→ Exercise:
Lines containing "JSON" are to be counted. Report the count alone.

→ Records for processing:
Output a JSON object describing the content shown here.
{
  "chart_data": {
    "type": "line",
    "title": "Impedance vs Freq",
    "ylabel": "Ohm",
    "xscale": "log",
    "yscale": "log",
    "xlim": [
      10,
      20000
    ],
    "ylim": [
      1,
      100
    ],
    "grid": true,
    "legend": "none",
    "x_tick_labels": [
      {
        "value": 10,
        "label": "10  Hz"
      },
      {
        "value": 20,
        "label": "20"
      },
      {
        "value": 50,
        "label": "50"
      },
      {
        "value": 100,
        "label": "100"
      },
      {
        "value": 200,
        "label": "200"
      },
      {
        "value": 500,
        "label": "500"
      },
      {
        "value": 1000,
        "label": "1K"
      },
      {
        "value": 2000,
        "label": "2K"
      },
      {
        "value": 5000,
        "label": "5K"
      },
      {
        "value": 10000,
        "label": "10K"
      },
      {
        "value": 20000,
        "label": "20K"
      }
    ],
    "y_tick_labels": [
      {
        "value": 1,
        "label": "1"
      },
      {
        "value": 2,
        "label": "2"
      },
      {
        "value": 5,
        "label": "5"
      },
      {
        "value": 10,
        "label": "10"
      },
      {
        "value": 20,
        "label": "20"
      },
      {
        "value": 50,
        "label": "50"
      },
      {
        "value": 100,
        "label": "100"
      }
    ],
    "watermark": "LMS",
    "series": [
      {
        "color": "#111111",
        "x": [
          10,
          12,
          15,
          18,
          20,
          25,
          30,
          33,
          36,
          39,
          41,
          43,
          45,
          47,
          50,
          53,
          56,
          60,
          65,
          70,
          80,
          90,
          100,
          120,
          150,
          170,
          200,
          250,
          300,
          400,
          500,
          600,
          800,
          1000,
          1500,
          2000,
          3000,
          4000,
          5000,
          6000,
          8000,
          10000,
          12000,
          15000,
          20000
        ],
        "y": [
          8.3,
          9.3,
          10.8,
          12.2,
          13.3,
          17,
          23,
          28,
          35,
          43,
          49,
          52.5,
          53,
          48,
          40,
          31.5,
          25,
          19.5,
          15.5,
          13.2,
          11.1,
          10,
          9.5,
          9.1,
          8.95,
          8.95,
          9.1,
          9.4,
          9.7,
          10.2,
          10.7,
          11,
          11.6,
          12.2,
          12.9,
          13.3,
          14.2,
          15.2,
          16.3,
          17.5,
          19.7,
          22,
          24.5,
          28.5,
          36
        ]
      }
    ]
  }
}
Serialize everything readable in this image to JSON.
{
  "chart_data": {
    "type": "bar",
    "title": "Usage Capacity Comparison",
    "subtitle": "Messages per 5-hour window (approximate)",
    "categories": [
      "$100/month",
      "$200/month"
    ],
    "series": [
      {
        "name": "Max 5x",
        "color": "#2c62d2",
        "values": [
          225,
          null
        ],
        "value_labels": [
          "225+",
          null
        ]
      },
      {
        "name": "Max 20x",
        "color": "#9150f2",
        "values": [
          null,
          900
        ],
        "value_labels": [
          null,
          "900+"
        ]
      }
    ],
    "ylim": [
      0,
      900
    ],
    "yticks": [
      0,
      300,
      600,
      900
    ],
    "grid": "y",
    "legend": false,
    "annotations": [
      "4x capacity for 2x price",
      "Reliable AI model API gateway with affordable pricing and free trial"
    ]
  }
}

→ Exercise response:
2